#### [Passage to read]
* START *
I want my table back though. Most of it is taken up with this still life. The next one is going to be Very Small Objects, a single pastel stick and a piece of white quartz and maybe a marble. I'm going to stick everything to a small box lid with blue tack and put it under my lamp to light it, then be able to move it out of my way when I need to. Hm. Putting it to my right would also let me swing my magnifier down in front of it for details.

I also started another still life, this time in Oil Pastels.



This is the sketch for Apples in Blue Silk from a reference posted at WetCanvas in the Reference Image Library, which means I can't repost the reference without permission. I am going to message the photographer though, so that if she's willing to let me post the reference on my site with credit and a link I can put it on Explore-Oil-Pastels-With-Robert-Sloan.com. If not, I'll do something else though.

I may make the first step by step articles on the site fairly simple ones rather than involved paintings -- like post this painting but do a step by step of doing one apple with a rumpled cloth around it. I love the swirling "contour map" shapes of the background cloth, it's cool even in sketch form.

I also finished and sent in my Bird of Paradise: Remake article for The Oil Spiel, newsletter for the Oil Pastel Society. I will be putting articles in every issue and so will a friend of mine, Dr. Bill LeGrande. Bill's doing scientific research on the surfaces and mediums and pastels, he's going to examine the surfaces under a microscope so we can compare the grit and tooth of papers seeing them blown up and many other cool things. His collection of oil pastels is much bigger than mine, though by the time I get my February art supply order I should be caught up on the main brands.

I'm going to be reviewing a cheap brand too next month. I've seen some extraordinary paintings on YouTube and WetCanvas done in Pentel oil pastels. I looked at the Blick listing for Pentel oil pastels out of curiosity, since Blick lists these as Scholastic. IE so cheap no self respecting artist should ever sell anything done with them. Not necessarily so...

Pentel Oil Pastels are definitely in a price range with Loew-Cornell and all the kiddie brands like Crayola. However, people are doing good art with them and this is a quote from the description: "They offer the artist clear, brilliant, long-lasting, and fade-resistant colors."

Not exactly "lightfast" as a mention but they might not be as nastily fugitive as some of the cheapies. I will be getting them next month, trying them and putting some tips in my review on how to make them handle like the more expensive artist grade oil pastels. I have a feeling these are miscategorized and should be up in Student grade rather than Scholastic.
* END *
#### [Entries provided]
* START *
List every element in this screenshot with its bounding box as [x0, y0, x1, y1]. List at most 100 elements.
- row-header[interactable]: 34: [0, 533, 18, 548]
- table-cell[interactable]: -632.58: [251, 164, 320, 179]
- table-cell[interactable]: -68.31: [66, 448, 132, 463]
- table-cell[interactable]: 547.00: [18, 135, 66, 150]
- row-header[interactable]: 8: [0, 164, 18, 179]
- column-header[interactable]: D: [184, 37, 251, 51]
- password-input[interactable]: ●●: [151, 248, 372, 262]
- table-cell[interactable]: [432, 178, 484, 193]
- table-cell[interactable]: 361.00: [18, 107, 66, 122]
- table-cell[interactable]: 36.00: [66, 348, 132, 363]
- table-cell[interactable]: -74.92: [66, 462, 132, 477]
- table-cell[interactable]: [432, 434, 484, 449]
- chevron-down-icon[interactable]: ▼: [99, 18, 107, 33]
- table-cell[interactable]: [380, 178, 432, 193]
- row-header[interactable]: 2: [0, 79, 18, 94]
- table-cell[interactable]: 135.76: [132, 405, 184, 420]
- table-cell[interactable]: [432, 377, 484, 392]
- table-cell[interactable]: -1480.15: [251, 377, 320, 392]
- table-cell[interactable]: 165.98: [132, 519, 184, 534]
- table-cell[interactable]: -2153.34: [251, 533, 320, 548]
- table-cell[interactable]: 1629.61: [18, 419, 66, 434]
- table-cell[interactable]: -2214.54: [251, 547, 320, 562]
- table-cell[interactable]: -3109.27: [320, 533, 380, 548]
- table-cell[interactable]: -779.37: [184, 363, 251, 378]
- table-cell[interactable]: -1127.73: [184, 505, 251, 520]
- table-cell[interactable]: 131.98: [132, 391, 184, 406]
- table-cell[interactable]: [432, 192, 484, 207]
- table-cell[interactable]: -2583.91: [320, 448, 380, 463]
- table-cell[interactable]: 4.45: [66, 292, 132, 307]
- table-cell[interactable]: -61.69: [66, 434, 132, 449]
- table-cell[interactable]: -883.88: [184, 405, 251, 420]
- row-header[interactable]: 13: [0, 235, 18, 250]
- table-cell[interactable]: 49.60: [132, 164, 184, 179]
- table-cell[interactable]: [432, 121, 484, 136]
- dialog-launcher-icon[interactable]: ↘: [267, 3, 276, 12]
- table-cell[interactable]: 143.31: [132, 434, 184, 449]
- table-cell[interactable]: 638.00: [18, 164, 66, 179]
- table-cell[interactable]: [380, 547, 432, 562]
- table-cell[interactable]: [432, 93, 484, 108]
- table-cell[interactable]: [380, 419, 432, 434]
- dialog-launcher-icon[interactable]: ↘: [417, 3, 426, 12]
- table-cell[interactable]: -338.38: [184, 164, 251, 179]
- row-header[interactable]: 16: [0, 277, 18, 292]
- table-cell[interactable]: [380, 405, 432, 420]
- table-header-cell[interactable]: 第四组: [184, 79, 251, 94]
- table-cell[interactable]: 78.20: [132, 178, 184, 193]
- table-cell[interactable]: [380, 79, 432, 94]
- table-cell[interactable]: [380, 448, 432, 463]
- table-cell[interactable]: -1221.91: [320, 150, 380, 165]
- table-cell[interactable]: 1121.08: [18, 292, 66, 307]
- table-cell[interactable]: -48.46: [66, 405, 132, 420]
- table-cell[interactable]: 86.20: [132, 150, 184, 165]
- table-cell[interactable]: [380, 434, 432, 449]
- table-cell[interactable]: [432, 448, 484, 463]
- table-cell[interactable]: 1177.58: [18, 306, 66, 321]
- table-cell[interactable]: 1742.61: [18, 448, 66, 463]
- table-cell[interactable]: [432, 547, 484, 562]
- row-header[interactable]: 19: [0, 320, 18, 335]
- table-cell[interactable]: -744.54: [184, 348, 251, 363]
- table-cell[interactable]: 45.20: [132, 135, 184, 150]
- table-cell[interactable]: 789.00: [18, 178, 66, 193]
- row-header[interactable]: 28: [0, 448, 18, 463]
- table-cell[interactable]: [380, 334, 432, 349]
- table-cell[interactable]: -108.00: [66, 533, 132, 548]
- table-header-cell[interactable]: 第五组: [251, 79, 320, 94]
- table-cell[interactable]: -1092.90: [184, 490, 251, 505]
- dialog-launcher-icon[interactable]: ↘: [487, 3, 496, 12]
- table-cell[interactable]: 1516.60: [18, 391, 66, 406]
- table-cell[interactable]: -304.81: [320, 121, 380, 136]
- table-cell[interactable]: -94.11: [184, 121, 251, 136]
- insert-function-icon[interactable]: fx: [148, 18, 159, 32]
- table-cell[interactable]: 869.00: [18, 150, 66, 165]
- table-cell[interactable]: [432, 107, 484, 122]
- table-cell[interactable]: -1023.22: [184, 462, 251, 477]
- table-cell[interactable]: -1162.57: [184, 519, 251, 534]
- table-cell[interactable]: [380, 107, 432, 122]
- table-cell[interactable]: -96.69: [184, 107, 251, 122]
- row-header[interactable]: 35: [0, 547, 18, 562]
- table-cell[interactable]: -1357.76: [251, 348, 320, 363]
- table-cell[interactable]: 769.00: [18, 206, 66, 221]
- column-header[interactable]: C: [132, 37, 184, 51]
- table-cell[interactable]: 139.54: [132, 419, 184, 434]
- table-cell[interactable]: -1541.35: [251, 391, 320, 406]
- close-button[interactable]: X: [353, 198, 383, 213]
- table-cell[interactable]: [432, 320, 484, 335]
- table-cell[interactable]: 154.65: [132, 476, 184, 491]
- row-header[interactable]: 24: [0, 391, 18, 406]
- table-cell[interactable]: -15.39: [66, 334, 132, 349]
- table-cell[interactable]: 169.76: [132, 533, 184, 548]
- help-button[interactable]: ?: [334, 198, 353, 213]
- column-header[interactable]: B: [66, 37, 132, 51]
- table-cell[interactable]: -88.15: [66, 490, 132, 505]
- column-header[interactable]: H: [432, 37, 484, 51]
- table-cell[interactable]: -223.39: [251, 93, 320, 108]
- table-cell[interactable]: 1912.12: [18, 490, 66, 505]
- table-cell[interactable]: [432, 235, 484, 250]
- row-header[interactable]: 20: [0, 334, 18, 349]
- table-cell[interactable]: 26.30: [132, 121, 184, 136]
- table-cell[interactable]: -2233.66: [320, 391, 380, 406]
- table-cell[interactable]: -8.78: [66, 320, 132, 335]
* END *
#### [Given problem 1]
In the passage about oil pastels, what is the newsletter of the Oil Pastel Society called?
#### [Given problem 2]
Write the next part of the passage about oil pastels, picking up after its final sentence.
The lines above are separate material and are not part of the passage about oil pastels.

#### [Exercise answer 1]
The Oil Spiel.

#### [Exercise answer 2]
Once I pick up boxes of all the available brands including all the super-cheap ones, I am going to start a comparative lightfastness test at home -- basic strips of color marks, cover half the mark with cardboard and tape them into the big windows of the Cold Room. I'll take them down and scan them after a month, a few months, and a year once I get that set up. So it won't really be till 2010 that I can safely say whether Pentel lives up to this claim. But given that it's at least claiming that it's fade-resistant and that I've seen a lot of good art done with them, I'm going to put them at the top of the list for what to get if you don't have any money to speak of.

The big Pentel set of 49 colors, 50 sticks has two white just like the big Loew Cornell set. It's only $5.69 at Blick so it is a whim-item. Canvas boards, canvas pads or just drawing pads are cheap too. This may put a decent art medium into the hands of people who are dead broke -- and finding out if any of the cheap-cheap oil pastel brands are good enough for people to sell art without a "this is fugitive, don't hang it on the wall" warning is important. Once I have done the lightfastness test, I may have lists of colors that are safer than others if you have to resort to cheapies.

Fluorescent color oil pastels are never lightfast. Even Sennelier makes them but the nature of the pigment makes lightfastness impossible, it'll degrade every time you look at it in a black light or with any UV. It breaks down in light to create that day-glow effect.
Explore-Oil-Pastels-With-Robert-Sloan.com Articles at eHow.com, ETSY shop, My Bonanzle Booth, deviantART gallery, SFFmuse and look for art by robertsloan2art on eBay. Listed on Art Blogs 4 U
Proud member of the Oil Pastel Society
Interesting art blog: Patrick's Art Blog focused on realism!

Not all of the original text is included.